What you are asked to do:
From the entries below, pull out each line where "hour" appears.

[Figure dataset records]
----
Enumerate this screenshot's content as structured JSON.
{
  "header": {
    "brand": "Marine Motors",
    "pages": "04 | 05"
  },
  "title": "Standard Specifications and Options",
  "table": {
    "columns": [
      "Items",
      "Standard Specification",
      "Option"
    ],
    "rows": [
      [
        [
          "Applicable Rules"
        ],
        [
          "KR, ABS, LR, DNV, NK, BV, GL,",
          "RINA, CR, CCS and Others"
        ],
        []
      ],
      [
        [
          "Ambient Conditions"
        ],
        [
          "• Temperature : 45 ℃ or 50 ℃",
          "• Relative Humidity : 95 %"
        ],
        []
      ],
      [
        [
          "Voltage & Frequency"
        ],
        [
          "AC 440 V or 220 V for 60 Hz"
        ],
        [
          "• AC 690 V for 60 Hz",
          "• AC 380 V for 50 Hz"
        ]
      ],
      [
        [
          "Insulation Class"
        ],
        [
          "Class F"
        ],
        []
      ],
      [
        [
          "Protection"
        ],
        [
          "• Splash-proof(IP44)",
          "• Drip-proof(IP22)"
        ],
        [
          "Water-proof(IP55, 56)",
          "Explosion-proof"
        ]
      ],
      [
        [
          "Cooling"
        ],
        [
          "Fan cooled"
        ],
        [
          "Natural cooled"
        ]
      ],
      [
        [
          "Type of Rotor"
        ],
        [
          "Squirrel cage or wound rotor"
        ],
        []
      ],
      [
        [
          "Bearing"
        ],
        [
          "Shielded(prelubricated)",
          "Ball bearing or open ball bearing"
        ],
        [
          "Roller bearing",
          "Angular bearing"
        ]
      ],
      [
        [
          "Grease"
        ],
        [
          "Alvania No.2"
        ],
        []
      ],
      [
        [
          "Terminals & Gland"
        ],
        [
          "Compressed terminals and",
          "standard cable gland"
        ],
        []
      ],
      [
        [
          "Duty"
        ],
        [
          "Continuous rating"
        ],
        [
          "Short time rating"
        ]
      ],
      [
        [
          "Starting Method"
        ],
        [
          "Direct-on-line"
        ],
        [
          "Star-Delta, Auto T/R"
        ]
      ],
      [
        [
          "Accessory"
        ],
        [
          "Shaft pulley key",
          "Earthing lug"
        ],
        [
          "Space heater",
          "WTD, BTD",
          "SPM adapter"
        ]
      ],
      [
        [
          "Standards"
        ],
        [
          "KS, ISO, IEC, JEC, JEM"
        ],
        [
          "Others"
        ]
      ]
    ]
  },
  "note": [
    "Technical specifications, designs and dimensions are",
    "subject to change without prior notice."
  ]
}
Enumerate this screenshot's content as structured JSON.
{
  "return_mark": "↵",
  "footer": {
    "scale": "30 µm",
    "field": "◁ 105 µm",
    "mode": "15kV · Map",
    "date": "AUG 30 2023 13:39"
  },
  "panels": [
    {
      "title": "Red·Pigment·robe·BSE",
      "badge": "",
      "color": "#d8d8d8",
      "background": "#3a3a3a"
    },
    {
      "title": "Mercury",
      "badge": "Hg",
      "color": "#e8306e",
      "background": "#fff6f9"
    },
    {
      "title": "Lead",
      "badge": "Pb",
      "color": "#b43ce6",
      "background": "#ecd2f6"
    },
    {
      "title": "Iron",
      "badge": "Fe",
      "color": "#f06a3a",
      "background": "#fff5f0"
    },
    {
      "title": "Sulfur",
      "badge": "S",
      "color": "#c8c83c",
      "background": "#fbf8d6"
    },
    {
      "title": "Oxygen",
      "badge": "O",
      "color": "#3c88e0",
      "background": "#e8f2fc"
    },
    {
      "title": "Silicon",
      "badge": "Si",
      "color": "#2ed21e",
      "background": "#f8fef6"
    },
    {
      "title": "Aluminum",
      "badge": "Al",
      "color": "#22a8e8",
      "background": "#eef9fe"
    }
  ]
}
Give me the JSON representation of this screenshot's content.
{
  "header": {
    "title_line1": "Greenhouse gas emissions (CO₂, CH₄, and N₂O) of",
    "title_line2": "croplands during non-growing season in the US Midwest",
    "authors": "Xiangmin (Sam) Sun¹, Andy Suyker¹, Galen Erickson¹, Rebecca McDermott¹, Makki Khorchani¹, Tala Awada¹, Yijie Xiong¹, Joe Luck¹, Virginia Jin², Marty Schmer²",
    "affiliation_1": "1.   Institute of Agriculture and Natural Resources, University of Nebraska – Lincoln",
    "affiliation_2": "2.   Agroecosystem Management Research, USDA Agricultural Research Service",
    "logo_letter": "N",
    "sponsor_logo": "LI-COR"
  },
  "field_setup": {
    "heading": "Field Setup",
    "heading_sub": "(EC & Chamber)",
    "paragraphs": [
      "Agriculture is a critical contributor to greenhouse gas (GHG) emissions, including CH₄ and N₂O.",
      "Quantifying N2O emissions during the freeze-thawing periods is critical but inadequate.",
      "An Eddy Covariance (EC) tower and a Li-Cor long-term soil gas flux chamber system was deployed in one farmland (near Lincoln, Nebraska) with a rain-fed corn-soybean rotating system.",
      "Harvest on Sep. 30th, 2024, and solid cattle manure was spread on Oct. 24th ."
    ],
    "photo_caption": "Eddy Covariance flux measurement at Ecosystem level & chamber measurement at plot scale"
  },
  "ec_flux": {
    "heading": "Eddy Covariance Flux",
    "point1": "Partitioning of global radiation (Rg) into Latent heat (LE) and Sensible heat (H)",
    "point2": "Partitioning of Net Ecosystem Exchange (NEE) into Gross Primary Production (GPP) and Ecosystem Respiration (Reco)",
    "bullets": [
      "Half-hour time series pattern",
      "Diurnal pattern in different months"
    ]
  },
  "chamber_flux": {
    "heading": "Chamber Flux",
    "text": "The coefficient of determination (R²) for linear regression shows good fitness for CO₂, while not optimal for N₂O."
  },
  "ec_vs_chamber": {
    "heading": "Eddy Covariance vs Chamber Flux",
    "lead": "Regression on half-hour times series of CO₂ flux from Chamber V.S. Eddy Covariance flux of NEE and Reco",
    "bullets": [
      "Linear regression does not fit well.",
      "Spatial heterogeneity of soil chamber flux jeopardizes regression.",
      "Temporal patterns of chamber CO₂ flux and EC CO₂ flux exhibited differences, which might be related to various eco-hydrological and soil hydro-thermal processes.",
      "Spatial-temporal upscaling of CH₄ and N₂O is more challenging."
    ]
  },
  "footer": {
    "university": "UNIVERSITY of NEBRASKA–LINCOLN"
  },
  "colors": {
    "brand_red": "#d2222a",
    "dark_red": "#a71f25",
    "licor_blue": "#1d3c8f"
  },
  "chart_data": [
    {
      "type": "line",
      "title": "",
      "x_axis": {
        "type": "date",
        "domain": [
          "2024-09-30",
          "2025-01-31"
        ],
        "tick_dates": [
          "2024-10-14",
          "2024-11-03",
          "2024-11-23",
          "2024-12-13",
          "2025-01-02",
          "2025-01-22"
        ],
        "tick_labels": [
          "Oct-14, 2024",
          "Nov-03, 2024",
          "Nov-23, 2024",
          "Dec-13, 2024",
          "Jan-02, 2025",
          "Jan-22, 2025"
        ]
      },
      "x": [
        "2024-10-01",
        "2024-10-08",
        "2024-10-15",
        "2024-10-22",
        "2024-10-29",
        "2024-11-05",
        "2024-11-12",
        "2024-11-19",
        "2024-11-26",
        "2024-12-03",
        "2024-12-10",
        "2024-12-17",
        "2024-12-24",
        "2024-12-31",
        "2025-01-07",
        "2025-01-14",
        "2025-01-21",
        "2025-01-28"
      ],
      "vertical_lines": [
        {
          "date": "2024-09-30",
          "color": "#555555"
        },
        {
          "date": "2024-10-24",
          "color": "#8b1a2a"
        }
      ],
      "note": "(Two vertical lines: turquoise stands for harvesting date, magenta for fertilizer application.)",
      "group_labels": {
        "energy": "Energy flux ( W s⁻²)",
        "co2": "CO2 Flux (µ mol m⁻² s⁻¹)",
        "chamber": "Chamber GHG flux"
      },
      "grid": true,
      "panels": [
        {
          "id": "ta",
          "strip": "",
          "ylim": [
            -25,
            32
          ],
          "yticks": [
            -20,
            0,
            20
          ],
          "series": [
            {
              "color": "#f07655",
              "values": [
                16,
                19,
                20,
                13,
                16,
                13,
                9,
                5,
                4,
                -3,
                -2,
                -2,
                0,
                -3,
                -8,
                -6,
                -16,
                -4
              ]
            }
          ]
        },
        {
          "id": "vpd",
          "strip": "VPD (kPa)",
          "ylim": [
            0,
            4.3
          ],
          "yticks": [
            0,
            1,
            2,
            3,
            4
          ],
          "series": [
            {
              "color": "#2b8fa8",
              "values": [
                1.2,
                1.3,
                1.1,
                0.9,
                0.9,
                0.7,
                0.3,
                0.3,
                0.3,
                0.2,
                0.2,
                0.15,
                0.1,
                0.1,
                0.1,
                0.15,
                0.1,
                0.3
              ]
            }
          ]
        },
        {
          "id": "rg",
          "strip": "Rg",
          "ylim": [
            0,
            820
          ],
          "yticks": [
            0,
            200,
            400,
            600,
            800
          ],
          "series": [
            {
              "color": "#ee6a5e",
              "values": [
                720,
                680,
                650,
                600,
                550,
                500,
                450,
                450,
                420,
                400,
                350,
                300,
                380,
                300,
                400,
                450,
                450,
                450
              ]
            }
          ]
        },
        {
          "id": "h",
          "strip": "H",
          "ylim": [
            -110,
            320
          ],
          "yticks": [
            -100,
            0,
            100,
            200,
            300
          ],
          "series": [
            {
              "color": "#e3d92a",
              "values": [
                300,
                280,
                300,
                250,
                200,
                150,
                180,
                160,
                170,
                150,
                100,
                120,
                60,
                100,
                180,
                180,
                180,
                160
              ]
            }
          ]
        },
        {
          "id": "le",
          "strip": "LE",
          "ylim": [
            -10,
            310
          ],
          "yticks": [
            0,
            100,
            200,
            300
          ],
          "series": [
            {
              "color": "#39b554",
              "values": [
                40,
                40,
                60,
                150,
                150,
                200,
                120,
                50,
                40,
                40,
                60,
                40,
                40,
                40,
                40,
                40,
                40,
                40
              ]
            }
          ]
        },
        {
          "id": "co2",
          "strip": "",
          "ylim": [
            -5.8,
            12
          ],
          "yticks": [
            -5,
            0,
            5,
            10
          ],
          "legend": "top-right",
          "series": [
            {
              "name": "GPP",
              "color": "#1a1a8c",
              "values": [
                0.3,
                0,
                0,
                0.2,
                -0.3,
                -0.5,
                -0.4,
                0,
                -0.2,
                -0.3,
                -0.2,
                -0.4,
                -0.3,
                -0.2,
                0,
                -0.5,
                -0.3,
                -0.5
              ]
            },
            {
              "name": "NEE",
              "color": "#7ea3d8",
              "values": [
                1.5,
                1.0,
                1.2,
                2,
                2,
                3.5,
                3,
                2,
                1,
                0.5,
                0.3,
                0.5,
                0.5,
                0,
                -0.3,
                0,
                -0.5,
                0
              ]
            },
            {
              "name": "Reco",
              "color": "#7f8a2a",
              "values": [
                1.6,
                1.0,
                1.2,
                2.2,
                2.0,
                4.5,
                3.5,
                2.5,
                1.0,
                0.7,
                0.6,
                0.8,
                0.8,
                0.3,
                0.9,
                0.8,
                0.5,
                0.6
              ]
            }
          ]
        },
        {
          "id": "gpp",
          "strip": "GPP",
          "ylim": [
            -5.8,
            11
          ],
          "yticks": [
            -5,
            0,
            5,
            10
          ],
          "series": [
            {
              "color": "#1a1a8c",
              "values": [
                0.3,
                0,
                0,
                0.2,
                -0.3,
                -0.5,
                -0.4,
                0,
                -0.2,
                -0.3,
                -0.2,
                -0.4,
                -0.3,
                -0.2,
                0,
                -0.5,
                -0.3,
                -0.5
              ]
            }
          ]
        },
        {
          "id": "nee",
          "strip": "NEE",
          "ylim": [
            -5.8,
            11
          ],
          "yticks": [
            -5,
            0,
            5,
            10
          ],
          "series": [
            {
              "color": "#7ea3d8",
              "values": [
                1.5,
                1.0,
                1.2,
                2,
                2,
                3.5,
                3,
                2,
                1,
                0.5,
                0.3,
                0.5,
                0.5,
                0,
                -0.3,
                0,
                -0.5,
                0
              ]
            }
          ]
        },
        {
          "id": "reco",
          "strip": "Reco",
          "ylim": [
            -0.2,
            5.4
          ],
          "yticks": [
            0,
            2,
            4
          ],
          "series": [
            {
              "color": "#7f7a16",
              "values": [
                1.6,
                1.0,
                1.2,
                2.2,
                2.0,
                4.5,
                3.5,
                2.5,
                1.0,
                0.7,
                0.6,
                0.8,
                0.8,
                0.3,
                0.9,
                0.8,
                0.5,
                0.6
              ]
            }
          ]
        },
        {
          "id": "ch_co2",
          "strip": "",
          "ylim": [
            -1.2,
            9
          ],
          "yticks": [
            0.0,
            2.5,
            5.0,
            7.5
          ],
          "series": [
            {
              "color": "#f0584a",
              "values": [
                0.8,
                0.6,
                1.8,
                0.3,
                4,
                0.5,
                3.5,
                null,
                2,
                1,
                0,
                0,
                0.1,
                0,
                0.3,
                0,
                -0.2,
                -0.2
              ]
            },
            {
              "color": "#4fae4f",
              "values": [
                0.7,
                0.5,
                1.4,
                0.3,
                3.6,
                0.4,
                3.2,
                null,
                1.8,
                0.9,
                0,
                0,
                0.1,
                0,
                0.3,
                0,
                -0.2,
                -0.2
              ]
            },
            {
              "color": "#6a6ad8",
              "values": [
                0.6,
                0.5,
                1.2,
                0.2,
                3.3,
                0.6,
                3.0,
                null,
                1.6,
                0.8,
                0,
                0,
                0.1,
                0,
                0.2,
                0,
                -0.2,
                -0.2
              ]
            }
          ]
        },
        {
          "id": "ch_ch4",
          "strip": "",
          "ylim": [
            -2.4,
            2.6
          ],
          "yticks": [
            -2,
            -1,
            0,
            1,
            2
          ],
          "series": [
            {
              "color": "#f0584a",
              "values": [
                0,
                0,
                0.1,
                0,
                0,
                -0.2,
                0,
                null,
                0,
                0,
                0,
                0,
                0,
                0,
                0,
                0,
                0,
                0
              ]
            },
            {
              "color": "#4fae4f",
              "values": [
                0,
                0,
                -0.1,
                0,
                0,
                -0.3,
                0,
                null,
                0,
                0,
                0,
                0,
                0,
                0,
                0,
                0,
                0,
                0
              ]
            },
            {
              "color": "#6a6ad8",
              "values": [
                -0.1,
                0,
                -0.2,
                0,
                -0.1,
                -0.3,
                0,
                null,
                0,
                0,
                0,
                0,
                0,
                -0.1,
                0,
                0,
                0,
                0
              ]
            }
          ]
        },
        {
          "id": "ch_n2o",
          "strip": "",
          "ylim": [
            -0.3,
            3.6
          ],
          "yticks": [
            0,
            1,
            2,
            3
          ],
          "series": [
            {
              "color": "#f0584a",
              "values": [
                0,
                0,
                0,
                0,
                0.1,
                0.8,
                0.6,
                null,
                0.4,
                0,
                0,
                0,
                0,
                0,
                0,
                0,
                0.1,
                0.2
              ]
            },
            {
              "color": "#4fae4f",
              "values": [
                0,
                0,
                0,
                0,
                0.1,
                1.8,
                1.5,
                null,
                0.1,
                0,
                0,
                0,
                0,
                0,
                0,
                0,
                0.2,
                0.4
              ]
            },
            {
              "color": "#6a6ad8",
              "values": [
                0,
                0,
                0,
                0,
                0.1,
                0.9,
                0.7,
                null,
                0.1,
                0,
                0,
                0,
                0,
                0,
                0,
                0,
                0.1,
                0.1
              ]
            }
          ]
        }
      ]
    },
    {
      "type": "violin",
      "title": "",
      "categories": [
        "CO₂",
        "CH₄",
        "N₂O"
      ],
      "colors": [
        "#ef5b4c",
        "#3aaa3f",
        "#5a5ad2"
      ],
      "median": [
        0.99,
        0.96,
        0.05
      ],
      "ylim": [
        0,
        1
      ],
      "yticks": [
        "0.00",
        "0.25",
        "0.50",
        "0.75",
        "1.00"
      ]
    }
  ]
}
----
Written answer:
      "Half-hour time series pattern",
    "lead": "Regression on half-hour times series of CO₂ flux from Chamber V.S. Eddy Covariance flux of NEE and Reco",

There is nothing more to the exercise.